Transcribe the entries below exactly.

Saved entries:
# # # #

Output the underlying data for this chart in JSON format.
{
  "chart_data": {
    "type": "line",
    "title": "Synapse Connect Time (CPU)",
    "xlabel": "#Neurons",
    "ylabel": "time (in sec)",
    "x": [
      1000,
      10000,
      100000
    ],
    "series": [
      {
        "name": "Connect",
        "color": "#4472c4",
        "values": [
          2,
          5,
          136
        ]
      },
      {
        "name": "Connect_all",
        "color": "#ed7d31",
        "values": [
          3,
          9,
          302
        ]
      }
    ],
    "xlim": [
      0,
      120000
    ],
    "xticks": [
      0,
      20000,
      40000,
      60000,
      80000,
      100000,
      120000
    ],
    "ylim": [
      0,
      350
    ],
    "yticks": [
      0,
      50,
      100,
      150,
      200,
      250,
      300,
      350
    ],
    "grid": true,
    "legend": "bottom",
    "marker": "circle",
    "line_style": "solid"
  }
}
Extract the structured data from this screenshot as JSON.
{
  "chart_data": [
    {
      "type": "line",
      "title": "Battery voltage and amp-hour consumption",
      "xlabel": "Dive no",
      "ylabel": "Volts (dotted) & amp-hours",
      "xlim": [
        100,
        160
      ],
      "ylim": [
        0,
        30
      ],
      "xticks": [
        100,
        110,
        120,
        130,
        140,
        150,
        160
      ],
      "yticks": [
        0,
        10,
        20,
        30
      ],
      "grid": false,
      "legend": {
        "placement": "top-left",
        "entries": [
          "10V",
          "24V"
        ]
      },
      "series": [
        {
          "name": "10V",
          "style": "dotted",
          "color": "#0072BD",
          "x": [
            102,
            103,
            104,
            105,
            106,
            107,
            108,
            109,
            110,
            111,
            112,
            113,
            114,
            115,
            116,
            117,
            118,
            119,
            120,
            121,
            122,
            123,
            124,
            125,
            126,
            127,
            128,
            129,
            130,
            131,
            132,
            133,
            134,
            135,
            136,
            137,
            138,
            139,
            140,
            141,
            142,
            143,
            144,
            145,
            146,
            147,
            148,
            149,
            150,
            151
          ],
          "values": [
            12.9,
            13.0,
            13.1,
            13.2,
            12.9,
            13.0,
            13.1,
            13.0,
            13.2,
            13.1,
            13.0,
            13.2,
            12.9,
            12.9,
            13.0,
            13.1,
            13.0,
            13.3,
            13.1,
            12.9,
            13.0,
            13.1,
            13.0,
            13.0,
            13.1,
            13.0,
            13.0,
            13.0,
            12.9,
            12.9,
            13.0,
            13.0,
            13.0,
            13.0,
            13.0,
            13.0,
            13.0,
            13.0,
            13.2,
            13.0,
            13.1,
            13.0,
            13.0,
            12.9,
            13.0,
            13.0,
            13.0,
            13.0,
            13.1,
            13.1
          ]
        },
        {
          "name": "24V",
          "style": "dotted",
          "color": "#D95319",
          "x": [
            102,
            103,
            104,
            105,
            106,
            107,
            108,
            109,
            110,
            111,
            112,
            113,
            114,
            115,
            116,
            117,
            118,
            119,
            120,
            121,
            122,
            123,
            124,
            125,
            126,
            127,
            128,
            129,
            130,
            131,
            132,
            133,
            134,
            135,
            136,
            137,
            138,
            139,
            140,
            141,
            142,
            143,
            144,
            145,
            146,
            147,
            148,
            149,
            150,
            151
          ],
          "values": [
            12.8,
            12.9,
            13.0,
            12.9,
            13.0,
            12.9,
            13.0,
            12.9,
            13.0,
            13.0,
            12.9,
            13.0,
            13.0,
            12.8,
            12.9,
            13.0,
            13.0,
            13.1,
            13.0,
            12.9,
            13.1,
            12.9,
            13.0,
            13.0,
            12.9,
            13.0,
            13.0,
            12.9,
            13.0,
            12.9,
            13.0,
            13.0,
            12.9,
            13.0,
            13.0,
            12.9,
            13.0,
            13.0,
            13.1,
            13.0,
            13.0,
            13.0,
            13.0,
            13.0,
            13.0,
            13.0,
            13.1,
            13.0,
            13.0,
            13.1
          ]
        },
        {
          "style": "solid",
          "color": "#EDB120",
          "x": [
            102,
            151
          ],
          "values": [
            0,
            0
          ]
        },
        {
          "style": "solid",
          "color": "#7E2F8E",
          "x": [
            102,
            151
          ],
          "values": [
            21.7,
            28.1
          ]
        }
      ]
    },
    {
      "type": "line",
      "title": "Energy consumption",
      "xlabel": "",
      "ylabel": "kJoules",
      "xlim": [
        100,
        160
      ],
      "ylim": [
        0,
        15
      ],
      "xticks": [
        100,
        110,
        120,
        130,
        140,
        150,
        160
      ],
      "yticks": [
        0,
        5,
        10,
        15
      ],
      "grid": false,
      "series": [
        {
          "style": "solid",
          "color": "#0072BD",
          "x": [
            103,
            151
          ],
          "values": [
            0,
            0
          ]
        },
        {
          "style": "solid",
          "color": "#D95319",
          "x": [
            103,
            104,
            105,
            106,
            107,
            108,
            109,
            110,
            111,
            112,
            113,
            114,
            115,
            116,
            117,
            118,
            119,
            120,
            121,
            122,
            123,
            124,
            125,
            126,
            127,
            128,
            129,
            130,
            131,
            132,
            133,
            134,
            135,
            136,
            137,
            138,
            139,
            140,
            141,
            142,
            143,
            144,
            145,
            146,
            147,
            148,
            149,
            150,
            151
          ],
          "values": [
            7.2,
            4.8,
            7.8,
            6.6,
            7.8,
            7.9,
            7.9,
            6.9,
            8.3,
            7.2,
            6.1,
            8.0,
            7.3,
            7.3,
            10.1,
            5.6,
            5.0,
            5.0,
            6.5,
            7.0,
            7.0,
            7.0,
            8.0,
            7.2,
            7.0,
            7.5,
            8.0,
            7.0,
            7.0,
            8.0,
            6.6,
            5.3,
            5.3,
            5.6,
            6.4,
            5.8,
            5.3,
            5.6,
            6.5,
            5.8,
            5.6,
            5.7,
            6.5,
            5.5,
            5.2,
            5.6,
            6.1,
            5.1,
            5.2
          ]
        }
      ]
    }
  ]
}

# # # #

▸ **Response**:
Output the underlying data for this chart in JSON format.
{
  "chart_data": {
    "type": "line",
    "title": "Synapse Connect Time (CPU)",
    "xlabel": "#Neurons",
    "ylabel": "time (in sec)",
    "x": [
      1000,
      10000,
      100000
    ],
    "series": [
      {
        "name": "Connect",
        "color": "#4472c4",
        "values": [
          2,
          5,
          136
        ]
      },
      {
        "name": "Connect_all",
        "color": "#ed7d31",
        "values": [
          3,
          9,
          302
        ]
      }
    ],
    "xlim": [
      0,
      120000
    ],
    "xticks": [
      0,
      20000,
      40000,
      60000,
      80000,
      100000,
      120000
    ],
    "ylim": [
      0,
      350
    ],
    "yticks": [
      0,
      50,
      100,
      150,
      200,
      250,
      300,
      350
    ],
    "grid": true,
    "legend": "bottom",
    "marker": "circle",
    "line_style": "solid"
  }
}
Extract the structured data from this screenshot as JSON.
{
  "chart_data": [
    {
      "type": "line",
      "title": "Battery voltage and amp-hour consumption",
      "xlabel": "Dive no",
      "ylabel": "Volts (dotted) & amp-hours",
      "xlim": [
        100,
        160
      ],
      "ylim": [
        0,
        30
      ],
      "xticks": [
        100,
        110,
        120,
        130,
        140,
        150,
        160
      ],
      "yticks": [
        0,
        10,
        20,
        30
      ],
      "grid": false,
      "legend": {
        "placement": "top-left",
        "entries": [
          "10V",
          "24V"
        ]
      },
      "series": [
        {
          "name": "10V",
          "style": "dotted",
          "color": "#0072BD",
          "x": [
            102,
            103,
            104,
            105,
            106,
            107,
            108,
            109,
            110,
            111,
            112,
            113,
            114,
            115,
            116,
            117,
            118,
            119,
            120,
            121,
            122,
            123,
            124,
            125,
            126,
            127,
            128,
            129,
            130,
            131,
            132,
            133,
            134,
            135,
            136,
            137,
            138,
            139,
            140,
            141,
            142,
            143,
            144,
            145,
            146,
            147,
            148,
            149,
            150,
            151
          ],
          "values": [
            12.9,
            13.0,
            13.1,
            13.2,
            12.9,
            13.0,
            13.1,
            13.0,
            13.2,
            13.1,
            13.0,
            13.2,
            12.9,
            12.9,
            13.0,
            13.1,
            13.0,
            13.3,
            13.1,
            12.9,
            13.0,
            13.1,
            13.0,
            13.0,
            13.1,
            13.0,
            13.0,
            13.0,
            12.9,
            12.9,
            13.0,
            13.0,
            13.0,
            13.0,
            13.0,
            13.0,
            13.0,
            13.0,
            13.2,
            13.0,
            13.1,
            13.0,
            13.0,
            12.9,
            13.0,
            13.0,
            13.0,
            13.0,
            13.1,
            13.1
          ]
        },
        {
          "name": "24V",
          "style": "dotted",
          "color": "#D95319",
          "x": [
            102,
            103,
            104,
            105,
            106,
            107,
            108,
            109,
            110,
            111,
            112,
            113,
            114,
            115,
            116,
            117,
            118,
            119,
            120,
            121,
            122,
            123,
            124,
            125,
            126,
            127,
            128,
            129,
            130,
            131,
            132,
            133,
            134,
            135,
            136,
            137,
            138,
            139,
            140,
            141,
            142,
            143,
            144,
            145,
            146,
            147,
            148,
            149,
            150,
            151
          ],
          "values": [
            12.8,
            12.9,
            13.0,
            12.9,
            13.0,
            12.9,
            13.0,
            12.9,
            13.0,
            13.0,
            12.9,
            13.0,
            13.0,
            12.8,
            12.9,
            13.0,
            13.0,
            13.1,
            13.0,
            12.9,
            13.1,
            12.9,
            13.0,
            13.0,
            12.9,
            13.0,
            13.0,
            12.9,
            13.0,
            12.9,
            13.0,
            13.0,
            12.9,
            13.0,
            13.0,
            12.9,
            13.0,
            13.0,
            13.1,
            13.0,
            13.0,
            13.0,
            13.0,
            13.0,
            13.0,
            13.0,
            13.1,
            13.0,
            13.0,
            13.1
          ]
        },
        {
          "style": "solid",
          "color": "#EDB120",
          "x": [
            102,
            151
          ],
          "values": [
            0,
            0
          ]
        },
        {
          "style": "solid",
          "color": "#7E2F8E",
          "x": [
            102,
            151
          ],
          "values": [
            21.7,
            28.1
          ]
        }
      ]
    },
    {
      "type": "line",
      "title": "Energy consumption",
      "xlabel": "",
      "ylabel": "kJoules",
      "xlim": [
        100,
        160
      ],
      "ylim": [
        0,
        15
      ],
      "xticks": [
        100,
        110,
        120,
        130,
        140,
        150,
        160
      ],
      "yticks": [
        0,
        5,
        10,
        15
      ],
      "grid": false,
      "series": [
        {
          "style": "solid",
          "color": "#0072BD",
          "x": [
            103,
            151
          ],
          "values": [
            0,
            0
          ]
        },
        {
          "style": "solid",
          "color": "#D95319",
          "x": [
            103,
            104,
            105,
            106,
            107,
            108,
            109,
            110,
            111,
            112,
            113,
            114,
            115,
            116,
            117,
            118,
            119,
            120,
            121,
            122,
            123,
            124,
            125,
            126,
            127,
            128,
            129,
            130,
            131,
            132,
            133,
            134,
            135,
            136,
            137,
            138,
            139,
            140,
            141,
            142,
            143,
            144,
            145,
            146,
            147,
            148,
            149,
            150,
            151
          ],
          "values": [
            7.2,
            4.8,
            7.8,
            6.6,
            7.8,
            7.9,
            7.9,
            6.9,
            8.3,
            7.2,
            6.1,
            8.0,
            7.3,
            7.3,
            10.1,
            5.6,
            5.0,
            5.0,
            6.5,
            7.0,
            7.0,
            7.0,
            8.0,
            7.2,
            7.0,
            7.5,
            8.0,
            7.0,
            7.0,
            8.0,
            6.6,
            5.3,
            5.3,
            5.6,
            6.4,
            5.8,
            5.3,
            5.6,
            6.5,
            5.8,
            5.6,
            5.7,
            6.5,
            5.5,
            5.2,
            5.6,
            6.1,
            5.1,
            5.2
          ]
        }
      ]
    }
  ]
}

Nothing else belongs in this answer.